Stored entries

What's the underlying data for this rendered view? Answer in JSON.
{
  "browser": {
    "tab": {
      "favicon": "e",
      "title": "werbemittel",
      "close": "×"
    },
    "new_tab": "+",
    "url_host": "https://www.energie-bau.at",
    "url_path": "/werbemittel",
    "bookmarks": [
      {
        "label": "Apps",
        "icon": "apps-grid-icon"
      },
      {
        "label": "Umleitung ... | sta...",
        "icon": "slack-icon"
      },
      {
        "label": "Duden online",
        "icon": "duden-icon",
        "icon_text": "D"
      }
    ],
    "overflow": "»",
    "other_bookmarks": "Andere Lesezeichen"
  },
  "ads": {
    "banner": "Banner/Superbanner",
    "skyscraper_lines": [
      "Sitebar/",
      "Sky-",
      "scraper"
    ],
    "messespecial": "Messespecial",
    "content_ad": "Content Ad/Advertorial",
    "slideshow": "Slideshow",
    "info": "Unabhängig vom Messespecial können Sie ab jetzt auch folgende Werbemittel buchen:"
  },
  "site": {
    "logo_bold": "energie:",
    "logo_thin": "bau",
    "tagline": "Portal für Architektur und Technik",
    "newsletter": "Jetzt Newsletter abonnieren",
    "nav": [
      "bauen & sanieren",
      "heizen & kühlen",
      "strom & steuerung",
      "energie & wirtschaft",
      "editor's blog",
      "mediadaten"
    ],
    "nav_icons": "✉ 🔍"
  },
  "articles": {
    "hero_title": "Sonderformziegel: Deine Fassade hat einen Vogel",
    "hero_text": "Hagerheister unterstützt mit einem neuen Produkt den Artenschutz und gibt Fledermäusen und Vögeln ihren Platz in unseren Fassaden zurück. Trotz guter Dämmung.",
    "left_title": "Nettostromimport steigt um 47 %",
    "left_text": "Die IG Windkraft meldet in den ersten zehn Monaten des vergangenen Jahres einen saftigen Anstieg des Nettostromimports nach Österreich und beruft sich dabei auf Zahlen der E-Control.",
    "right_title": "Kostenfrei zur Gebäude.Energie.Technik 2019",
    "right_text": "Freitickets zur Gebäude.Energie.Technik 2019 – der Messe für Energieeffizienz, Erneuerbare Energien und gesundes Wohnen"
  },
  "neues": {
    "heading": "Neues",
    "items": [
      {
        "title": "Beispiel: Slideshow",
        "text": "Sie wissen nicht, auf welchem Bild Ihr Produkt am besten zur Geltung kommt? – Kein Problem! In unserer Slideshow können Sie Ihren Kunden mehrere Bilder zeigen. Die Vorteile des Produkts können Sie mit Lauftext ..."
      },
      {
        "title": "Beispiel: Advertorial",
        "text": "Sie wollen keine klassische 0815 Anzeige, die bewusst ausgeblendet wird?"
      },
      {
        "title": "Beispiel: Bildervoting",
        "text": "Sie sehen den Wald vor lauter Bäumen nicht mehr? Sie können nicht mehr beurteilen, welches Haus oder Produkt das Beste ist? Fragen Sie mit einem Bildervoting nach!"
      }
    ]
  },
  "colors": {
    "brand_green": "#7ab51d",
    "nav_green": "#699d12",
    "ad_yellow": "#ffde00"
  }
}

- **EXERCISE**
Produce a verbatim transcription of the entries above.

- **SOLUTION**
What's the underlying data for this rendered view? Answer in JSON.
{
  "browser": {
    "tab": {
      "favicon": "e",
      "title": "werbemittel",
      "close": "×"
    },
    "new_tab": "+",
    "url_host": "https://www.energie-bau.at",
    "url_path": "/werbemittel",
    "bookmarks": [
      {
        "label": "Apps",
        "icon": "apps-grid-icon"
      },
      {
        "label": "Umleitung ... | sta...",
        "icon": "slack-icon"
      },
      {
        "label": "Duden online",
        "icon": "duden-icon",
        "icon_text": "D"
      }
    ],
    "overflow": "»",
    "other_bookmarks": "Andere Lesezeichen"
  },
  "ads": {
    "banner": "Banner/Superbanner",
    "skyscraper_lines": [
      "Sitebar/",
      "Sky-",
      "scraper"
    ],
    "messespecial": "Messespecial",
    "content_ad": "Content Ad/Advertorial",
    "slideshow": "Slideshow",
    "info": "Unabhängig vom Messespecial können Sie ab jetzt auch folgende Werbemittel buchen:"
  },
  "site": {
    "logo_bold": "energie:",
    "logo_thin": "bau",
    "tagline": "Portal für Architektur und Technik",
    "newsletter": "Jetzt Newsletter abonnieren",
    "nav": [
      "bauen & sanieren",
      "heizen & kühlen",
      "strom & steuerung",
      "energie & wirtschaft",
      "editor's blog",
      "mediadaten"
    ],
    "nav_icons": "✉ 🔍"
  },
  "articles": {
    "hero_title": "Sonderformziegel: Deine Fassade hat einen Vogel",
    "hero_text": "Hagerheister unterstützt mit einem neuen Produkt den Artenschutz und gibt Fledermäusen und Vögeln ihren Platz in unseren Fassaden zurück. Trotz guter Dämmung.",
    "left_title": "Nettostromimport steigt um 47 %",
    "left_text": "Die IG Windkraft meldet in den ersten zehn Monaten des vergangenen Jahres einen saftigen Anstieg des Nettostromimports nach Österreich und beruft sich dabei auf Zahlen der E-Control.",
    "right_title": "Kostenfrei zur Gebäude.Energie.Technik 2019",
    "right_text": "Freitickets zur Gebäude.Energie.Technik 2019 – der Messe für Energieeffizienz, Erneuerbare Energien und gesundes Wohnen"
  },
  "neues": {
    "heading": "Neues",
    "items": [
      {
        "title": "Beispiel: Slideshow",
        "text": "Sie wissen nicht, auf welchem Bild Ihr Produkt am besten zur Geltung kommt? – Kein Problem! In unserer Slideshow können Sie Ihren Kunden mehrere Bilder zeigen. Die Vorteile des Produkts können Sie mit Lauftext ..."
      },
      {
        "title": "Beispiel: Advertorial",
        "text": "Sie wollen keine klassische 0815 Anzeige, die bewusst ausgeblendet wird?"
      },
      {
        "title": "Beispiel: Bildervoting",
        "text": "Sie sehen den Wald vor lauter Bäumen nicht mehr? Sie können nicht mehr beurteilen, welches Haus oder Produkt das Beste ist? Fragen Sie mit einem Bildervoting nach!"
      }
    ]
  },
  "colors": {
    "brand_green": "#7ab51d",
    "nav_green": "#699d12",
    "ad_yellow": "#ffde00"
  }
}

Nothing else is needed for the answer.